* **EXCERPT TO READ**
>> start
Posted On : 2012-11-08 20:55:33( TIMEZONE : IST )

Aban Offshore - Lower rig utilisation dents earnings - Edelweiss

Aban Offshore's (Aban) Q2FY13 consolidated revenue at INR9.5bn was lower than the estimated INR10.1bn owing to lower-than-expected rig utilisation. PAT at INR492mn was sharply lower than the INR1,033mn estimate due to higher operating expenses and high leverage. Cost of funds dipped from 8.9% to 8.4% in H1FY13 even as debt has risen by ~USD200mn. Though the rig market is improving, an ageing fleet, renewal at lower day rates and high leverage (D/E of 4x) will keep cash flow to equity in check. Further, four rigs deployed in Iran expose the firm to payment issues amid tightening sanctions. We marginally reduce EBITDA estimate 3%/4% for FY13/14 due to lower rig rates. Maintain 'REDUCE' with a target price of INR373.

Renews DD-3 at a lower rate; six contracts up for renewal in FY13

Aban has inked a contract with Petronas Carigali to deploy jack-up rig Deep Driller 3 for three years. However, the rate is USD140,000/day, lower than the earlier rate of USD165,000/day. While Tahara FPU remains non-contracted as of now, the company has contracts for six rigs expiring in rest of FY13, of which three are deployed in Middle East and one in Mexico. Though Aban expects to renew these with existing operators, the renewed rates could be lower in some cases due to geopolitical risks and an ageing fleet.

Higher operating expenses lead to lower EBITDA

Apart from lower rig utilisation, operating expenses were high as a result of deployment of rigs Aban-7 and DD-7 in the quarter, leading to INR4.9bn EBITDA, lower than the estimated INR5.7bn. High operating leverage led to PAT of INR492mn, sharply lower than the estimated INR1,033mn.

Outlook and valuations: Debt reduction key; maintain 'REDUCE'

While Aban's interest cost dipped in Q2FY13, it has surged 140bps over the past two years and is 60% of EBITDA. Further, the company has extended the maturity of INR1,050mn of 8% preference shares by three years and raised the coupon to 10%. With D/E high at 4x, an ageing fleet and risk of payment issues in Iran where four rigs are deployed (~30% of revenue), improvement in FCFE is some time away. Maintain 'REDUCE/Sector Underperformer' with target price of INR373.
>> end
* **WRITTEN INSTRUCTION A**
Copy the listing below word for word, from its beginning through the line that contains "Point — [117, 280, 125, 287]", including that line.

* **DATA TO USE**
>> start
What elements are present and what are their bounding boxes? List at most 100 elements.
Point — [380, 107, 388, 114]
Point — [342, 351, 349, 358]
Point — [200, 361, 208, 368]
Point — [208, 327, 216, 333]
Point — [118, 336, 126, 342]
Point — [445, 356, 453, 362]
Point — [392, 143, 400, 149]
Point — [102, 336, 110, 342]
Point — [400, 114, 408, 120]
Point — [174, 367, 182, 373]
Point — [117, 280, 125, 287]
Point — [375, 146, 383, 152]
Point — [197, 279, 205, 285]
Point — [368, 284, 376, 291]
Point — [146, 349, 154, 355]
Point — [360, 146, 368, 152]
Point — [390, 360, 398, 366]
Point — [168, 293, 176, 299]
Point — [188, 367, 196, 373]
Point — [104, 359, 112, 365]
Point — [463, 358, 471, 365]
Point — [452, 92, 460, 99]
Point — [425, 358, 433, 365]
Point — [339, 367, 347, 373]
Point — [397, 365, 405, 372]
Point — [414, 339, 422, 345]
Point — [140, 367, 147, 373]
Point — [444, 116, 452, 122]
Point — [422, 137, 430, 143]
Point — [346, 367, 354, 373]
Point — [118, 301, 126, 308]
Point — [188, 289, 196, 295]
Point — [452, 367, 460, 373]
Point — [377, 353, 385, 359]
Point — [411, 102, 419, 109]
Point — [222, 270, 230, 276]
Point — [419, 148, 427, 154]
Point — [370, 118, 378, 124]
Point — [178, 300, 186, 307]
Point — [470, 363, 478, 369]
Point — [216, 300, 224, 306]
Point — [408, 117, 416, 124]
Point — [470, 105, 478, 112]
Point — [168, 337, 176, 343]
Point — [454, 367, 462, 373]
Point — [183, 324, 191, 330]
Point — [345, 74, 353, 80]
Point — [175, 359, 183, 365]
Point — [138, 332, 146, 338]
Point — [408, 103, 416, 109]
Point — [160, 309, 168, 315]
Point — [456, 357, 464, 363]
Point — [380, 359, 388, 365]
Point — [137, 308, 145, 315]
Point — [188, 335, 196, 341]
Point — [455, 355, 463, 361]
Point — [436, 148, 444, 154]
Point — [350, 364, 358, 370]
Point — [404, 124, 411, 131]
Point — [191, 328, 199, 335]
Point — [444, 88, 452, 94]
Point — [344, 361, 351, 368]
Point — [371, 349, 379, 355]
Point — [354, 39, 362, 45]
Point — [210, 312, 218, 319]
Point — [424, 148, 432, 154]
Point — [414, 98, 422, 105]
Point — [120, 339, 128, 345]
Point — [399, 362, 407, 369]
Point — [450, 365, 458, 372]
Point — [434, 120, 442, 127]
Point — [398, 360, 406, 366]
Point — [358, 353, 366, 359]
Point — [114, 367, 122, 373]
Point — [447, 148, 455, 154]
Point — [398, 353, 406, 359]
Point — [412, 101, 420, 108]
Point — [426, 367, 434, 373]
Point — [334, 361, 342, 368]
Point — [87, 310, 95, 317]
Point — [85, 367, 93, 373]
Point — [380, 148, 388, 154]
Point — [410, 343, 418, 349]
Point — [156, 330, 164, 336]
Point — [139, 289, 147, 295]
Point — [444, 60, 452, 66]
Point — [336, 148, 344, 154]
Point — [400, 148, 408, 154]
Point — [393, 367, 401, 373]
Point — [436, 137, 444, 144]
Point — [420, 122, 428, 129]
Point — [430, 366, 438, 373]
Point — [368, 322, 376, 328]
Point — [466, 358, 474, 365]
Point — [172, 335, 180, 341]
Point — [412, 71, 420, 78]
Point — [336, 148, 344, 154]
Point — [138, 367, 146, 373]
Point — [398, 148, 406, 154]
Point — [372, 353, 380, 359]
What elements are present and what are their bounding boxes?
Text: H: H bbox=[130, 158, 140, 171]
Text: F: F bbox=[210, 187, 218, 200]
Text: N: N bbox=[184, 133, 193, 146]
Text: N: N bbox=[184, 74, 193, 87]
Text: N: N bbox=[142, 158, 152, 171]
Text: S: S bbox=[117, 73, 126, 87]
>> end
* **WRITTEN INSTRUCTION B**
In the Aban Offshore earnings text, reproduce the passage between "Aban has inked" and "an ageing fleet.", inclusive, swapping "Deep Driller 3" for "DD-3".

* **SOLUTION A**
What elements are present and what are their bounding boxes? List at most 100 elements.
Point — [380, 107, 388, 114]
Point — [342, 351, 349, 358]
Point — [200, 361, 208, 368]
Point — [208, 327, 216, 333]
Point — [118, 336, 126, 342]
Point — [445, 356, 453, 362]
Point — [392, 143, 400, 149]
Point — [102, 336, 110, 342]
Point — [400, 114, 408, 120]
Point — [174, 367, 182, 373]
Point — [117, 280, 125, 287]

* **SOLUTION B**
Aban has inked a contract with Petronas Carigali to deploy jack-up rig DD-3 for three years. However, the rate is USD140,000/day, lower than the earlier rate of USD165,000/day. While Tahara FPU remains non-contracted as of now, the company has contracts for six rigs expiring in rest of FY13, of which three are deployed in Middle East and one in Mexico. Though Aban expects to renew these with existing operators, the renewed rates could be lower in some cases due to geopolitical risks and an ageing fleet.